Stored entries
** BEGIN **
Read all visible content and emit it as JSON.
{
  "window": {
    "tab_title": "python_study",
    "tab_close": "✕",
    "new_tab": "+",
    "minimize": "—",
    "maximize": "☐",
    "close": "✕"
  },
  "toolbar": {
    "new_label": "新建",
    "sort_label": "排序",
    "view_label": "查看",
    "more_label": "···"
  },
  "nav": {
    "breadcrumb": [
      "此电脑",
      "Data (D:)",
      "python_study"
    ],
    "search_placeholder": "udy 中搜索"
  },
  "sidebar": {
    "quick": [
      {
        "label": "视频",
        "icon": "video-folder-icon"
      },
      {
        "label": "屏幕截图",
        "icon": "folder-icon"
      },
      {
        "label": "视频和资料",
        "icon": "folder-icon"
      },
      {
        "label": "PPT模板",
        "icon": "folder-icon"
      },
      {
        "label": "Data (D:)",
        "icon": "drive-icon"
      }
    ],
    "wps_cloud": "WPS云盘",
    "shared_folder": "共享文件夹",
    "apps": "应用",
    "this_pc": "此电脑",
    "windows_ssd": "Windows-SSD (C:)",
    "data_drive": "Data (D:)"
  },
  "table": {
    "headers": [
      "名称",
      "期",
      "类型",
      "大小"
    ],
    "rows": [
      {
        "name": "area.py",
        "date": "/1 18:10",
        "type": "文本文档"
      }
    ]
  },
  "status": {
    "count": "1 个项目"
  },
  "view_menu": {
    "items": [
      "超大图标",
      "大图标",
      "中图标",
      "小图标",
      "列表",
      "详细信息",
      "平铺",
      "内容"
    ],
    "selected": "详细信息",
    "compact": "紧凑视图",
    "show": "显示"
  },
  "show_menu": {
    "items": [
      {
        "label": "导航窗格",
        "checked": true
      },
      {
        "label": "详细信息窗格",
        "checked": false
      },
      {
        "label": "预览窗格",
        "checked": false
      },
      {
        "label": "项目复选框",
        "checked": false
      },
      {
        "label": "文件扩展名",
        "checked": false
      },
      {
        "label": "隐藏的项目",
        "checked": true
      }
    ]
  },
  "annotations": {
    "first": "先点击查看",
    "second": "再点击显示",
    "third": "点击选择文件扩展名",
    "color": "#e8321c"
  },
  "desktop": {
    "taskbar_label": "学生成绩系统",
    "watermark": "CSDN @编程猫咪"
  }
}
** END **
**Direction:**
Type out the whole listing above again, exactly as it stands.

**Response to this task:**
Read all visible content and emit it as JSON.
{
  "window": {
    "tab_title": "python_study",
    "tab_close": "✕",
    "new_tab": "+",
    "minimize": "—",
    "maximize": "☐",
    "close": "✕"
  },
  "toolbar": {
    "new_label": "新建",
    "sort_label": "排序",
    "view_label": "查看",
    "more_label": "···"
  },
  "nav": {
    "breadcrumb": [
      "此电脑",
      "Data (D:)",
      "python_study"
    ],
    "search_placeholder": "udy 中搜索"
  },
  "sidebar": {
    "quick": [
      {
        "label": "视频",
        "icon": "video-folder-icon"
      },
      {
        "label": "屏幕截图",
        "icon": "folder-icon"
      },
      {
        "label": "视频和资料",
        "icon": "folder-icon"
      },
      {
        "label": "PPT模板",
        "icon": "folder-icon"
      },
      {
        "label": "Data (D:)",
        "icon": "drive-icon"
      }
    ],
    "wps_cloud": "WPS云盘",
    "shared_folder": "共享文件夹",
    "apps": "应用",
    "this_pc": "此电脑",
    "windows_ssd": "Windows-SSD (C:)",
    "data_drive": "Data (D:)"
  },
  "table": {
    "headers": [
      "名称",
      "期",
      "类型",
      "大小"
    ],
    "rows": [
      {
        "name": "area.py",
        "date": "/1 18:10",
        "type": "文本文档"
      }
    ]
  },
  "status": {
    "count": "1 个项目"
  },
  "view_menu": {
    "items": [
      "超大图标",
      "大图标",
      "中图标",
      "小图标",
      "列表",
      "详细信息",
      "平铺",
      "内容"
    ],
    "selected": "详细信息",
    "compact": "紧凑视图",
    "show": "显示"
  },
  "show_menu": {
    "items": [
      {
        "label": "导航窗格",
        "checked": true
      },
      {
        "label": "详细信息窗格",
        "checked": false
      },
      {
        "label": "预览窗格",
        "checked": false
      },
      {
        "label": "项目复选框",
        "checked": false
      },
      {
        "label": "文件扩展名",
        "checked": false
      },
      {
        "label": "隐藏的项目",
        "checked": true
      }
    ]
  },
  "annotations": {
    "first": "先点击查看",
    "second": "再点击显示",
    "third": "点击选择文件扩展名",
    "color": "#e8321c"
  },
  "desktop": {
    "taskbar_label": "学生成绩系统",
    "watermark": "CSDN @编程猫咪"
  }
}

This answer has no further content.